Recorded data
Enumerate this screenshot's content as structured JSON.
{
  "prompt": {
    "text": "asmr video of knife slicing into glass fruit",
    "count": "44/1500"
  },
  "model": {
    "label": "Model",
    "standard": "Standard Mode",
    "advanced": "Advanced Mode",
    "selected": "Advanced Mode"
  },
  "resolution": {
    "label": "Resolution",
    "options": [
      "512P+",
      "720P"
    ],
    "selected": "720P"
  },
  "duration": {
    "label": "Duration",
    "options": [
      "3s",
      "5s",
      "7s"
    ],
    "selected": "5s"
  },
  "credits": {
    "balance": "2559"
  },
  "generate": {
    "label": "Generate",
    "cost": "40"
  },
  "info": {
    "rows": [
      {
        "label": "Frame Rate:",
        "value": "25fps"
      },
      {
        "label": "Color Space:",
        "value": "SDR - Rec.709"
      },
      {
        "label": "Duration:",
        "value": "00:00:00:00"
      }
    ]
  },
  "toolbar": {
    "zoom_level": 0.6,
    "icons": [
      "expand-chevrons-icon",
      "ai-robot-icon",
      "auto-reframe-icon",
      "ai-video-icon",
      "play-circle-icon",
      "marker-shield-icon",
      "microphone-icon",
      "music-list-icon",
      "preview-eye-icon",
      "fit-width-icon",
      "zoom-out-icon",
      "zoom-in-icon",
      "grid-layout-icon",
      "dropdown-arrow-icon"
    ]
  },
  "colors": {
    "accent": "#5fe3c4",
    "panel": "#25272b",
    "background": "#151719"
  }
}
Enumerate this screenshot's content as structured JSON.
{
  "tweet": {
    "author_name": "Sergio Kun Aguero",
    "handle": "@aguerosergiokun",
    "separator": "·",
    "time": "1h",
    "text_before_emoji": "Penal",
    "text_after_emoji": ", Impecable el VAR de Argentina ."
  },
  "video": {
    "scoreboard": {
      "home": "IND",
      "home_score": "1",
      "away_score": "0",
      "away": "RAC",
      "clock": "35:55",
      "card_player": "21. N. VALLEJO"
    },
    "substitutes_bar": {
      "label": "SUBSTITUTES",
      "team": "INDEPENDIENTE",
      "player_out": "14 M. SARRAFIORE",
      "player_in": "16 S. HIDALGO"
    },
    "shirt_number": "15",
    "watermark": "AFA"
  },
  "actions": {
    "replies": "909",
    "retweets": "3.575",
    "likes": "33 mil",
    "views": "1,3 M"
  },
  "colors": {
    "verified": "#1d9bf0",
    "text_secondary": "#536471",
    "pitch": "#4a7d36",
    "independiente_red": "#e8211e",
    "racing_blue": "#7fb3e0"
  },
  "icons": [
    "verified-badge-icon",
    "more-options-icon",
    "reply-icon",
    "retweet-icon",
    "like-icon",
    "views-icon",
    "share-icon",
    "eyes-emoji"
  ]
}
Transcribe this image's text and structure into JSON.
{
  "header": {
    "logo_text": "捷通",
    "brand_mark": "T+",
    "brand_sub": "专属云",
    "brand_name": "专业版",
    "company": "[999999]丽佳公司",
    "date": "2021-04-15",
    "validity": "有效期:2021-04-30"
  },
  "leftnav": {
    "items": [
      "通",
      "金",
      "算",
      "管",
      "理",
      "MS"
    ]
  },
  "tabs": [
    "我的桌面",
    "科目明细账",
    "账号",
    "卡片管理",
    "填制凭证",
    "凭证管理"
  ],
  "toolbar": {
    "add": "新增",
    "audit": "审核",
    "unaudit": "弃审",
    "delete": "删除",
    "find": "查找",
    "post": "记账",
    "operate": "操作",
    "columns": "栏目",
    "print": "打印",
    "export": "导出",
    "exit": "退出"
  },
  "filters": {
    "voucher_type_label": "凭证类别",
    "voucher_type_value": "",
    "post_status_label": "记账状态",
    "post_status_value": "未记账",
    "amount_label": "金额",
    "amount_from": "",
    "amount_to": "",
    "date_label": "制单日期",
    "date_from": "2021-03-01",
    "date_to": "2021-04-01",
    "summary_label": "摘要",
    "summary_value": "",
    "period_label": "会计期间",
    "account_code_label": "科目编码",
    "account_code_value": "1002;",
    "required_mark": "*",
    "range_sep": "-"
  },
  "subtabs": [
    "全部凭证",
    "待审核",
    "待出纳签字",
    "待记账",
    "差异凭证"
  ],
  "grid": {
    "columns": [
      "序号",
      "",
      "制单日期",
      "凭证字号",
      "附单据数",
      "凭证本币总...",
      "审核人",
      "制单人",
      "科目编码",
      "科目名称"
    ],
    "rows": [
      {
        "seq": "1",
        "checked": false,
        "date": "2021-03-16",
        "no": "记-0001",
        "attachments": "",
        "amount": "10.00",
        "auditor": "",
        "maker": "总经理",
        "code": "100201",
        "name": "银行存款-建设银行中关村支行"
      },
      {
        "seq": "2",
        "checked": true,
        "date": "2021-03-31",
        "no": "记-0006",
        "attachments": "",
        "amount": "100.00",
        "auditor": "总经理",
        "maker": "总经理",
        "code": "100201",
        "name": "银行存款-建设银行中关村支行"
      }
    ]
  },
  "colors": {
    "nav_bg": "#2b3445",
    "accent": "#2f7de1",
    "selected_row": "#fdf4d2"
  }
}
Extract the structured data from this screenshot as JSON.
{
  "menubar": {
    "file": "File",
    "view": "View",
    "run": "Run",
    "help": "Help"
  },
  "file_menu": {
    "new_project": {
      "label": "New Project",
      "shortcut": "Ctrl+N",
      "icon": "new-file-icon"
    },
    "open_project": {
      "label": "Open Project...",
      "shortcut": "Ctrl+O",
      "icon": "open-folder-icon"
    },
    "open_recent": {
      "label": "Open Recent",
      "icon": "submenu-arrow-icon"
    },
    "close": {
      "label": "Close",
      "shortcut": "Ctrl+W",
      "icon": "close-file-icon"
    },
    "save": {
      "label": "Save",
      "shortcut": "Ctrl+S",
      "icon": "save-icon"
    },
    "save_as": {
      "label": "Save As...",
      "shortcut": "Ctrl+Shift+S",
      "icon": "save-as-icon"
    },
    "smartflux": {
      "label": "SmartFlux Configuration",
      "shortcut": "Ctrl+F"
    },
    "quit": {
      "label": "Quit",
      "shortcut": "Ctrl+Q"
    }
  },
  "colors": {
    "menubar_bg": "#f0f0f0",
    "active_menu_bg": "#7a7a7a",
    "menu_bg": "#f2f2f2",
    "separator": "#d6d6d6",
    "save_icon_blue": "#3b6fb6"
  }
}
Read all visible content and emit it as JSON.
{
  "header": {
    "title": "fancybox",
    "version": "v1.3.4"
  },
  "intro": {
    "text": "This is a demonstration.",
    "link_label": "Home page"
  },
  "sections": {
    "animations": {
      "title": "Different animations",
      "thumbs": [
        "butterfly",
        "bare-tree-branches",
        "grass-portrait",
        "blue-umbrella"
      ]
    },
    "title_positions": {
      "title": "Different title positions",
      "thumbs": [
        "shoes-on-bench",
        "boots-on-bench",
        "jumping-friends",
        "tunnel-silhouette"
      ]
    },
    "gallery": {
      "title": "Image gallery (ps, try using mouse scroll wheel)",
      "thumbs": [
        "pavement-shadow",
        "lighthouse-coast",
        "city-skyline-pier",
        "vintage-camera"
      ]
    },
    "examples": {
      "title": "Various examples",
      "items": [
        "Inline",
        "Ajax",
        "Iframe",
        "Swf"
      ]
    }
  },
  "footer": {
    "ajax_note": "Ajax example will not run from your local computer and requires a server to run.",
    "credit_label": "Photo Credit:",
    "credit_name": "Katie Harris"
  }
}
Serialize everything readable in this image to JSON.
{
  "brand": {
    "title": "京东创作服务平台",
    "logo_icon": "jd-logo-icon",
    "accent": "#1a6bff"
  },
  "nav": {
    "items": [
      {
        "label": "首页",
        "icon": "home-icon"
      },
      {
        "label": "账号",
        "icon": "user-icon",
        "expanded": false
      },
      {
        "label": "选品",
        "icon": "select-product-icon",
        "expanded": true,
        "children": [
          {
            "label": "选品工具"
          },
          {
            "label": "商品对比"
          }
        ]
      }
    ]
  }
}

* _GIVEN INSTRUCTION_
In the records above, locate the line that contains "Serialize everything readable". Repeat it and every line after it, exactly, and nothing else.

* _RIGHT ANSWER_
Serialize everything readable in this image to JSON.
{
  "brand": {
    "title": "京东创作服务平台",
    "logo_icon": "jd-logo-icon",
    "accent": "#1a6bff"
  },
  "nav": {
    "items": [
      {
        "label": "首页",
        "icon": "home-icon"
      },
      {
        "label": "账号",
        "icon": "user-icon",
        "expanded": false
      },
      {
        "label": "选品",
        "icon": "select-product-icon",
        "expanded": true,
        "children": [
          {
            "label": "选品工具"
          },
          {
            "label": "商品对比"
          }
        ]
      }
    ]
  }
}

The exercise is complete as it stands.